- [Work instructions]:
Give every line below again, exactly.

- [Task inputs]:
■ ■ ■
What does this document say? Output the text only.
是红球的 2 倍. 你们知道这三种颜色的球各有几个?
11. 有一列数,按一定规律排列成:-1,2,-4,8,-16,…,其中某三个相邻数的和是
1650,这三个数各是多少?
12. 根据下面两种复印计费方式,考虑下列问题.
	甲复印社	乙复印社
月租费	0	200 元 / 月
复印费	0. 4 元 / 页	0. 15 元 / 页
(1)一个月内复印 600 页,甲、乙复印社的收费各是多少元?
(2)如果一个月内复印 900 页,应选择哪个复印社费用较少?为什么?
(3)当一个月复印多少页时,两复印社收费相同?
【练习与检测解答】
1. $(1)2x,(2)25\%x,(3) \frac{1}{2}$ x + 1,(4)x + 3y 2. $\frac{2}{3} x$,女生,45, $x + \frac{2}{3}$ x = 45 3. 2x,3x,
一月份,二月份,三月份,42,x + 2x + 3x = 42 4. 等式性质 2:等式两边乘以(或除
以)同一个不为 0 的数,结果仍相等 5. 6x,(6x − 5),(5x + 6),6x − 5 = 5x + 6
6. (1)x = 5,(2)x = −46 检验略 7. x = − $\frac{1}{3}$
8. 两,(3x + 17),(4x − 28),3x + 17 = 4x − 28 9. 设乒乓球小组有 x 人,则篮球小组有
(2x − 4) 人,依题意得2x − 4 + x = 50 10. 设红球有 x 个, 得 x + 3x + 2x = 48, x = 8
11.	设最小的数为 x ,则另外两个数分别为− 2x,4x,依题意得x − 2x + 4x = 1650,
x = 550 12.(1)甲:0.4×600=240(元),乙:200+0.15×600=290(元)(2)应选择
■ ■ ■
- [Full answer]:
What does this document say? Output the text only.
是红球的 2 倍. 你们知道这三种颜色的球各有几个?
11. 有一列数,按一定规律排列成:-1,2,-4,8,-16,…,其中某三个相邻数的和是
1650,这三个数各是多少?
12. 根据下面两种复印计费方式,考虑下列问题.
	甲复印社	乙复印社
月租费	0	200 元 / 月
复印费	0. 4 元 / 页	0. 15 元 / 页
(1)一个月内复印 600 页,甲、乙复印社的收费各是多少元?
(2)如果一个月内复印 900 页,应选择哪个复印社费用较少?为什么?
(3)当一个月复印多少页时,两复印社收费相同?
【练习与检测解答】
1. $(1)2x,(2)25\%x,(3) \frac{1}{2}$ x + 1,(4)x + 3y 2. $\frac{2}{3} x$,女生,45, $x + \frac{2}{3}$ x = 45 3. 2x,3x,
一月份,二月份,三月份,42,x + 2x + 3x = 42 4. 等式性质 2:等式两边乘以(或除
以)同一个不为 0 的数,结果仍相等 5. 6x,(6x − 5),(5x + 6),6x − 5 = 5x + 6
6. (1)x = 5,(2)x = −46 检验略 7. x = − $\frac{1}{3}$
8. 两,(3x + 17),(4x − 28),3x + 17 = 4x − 28 9. 设乒乓球小组有 x 人,则篮球小组有
(2x − 4) 人,依题意得2x − 4 + x = 50 10. 设红球有 x 个, 得 x + 3x + 2x = 48, x = 8
11.	设最小的数为 x ,则另外两个数分别为− 2x,4x,依题意得x − 2x + 4x = 1650,
x = 550 12.(1)甲:0.4×600=240(元),乙:200+0.15×600=290(元)(2)应选择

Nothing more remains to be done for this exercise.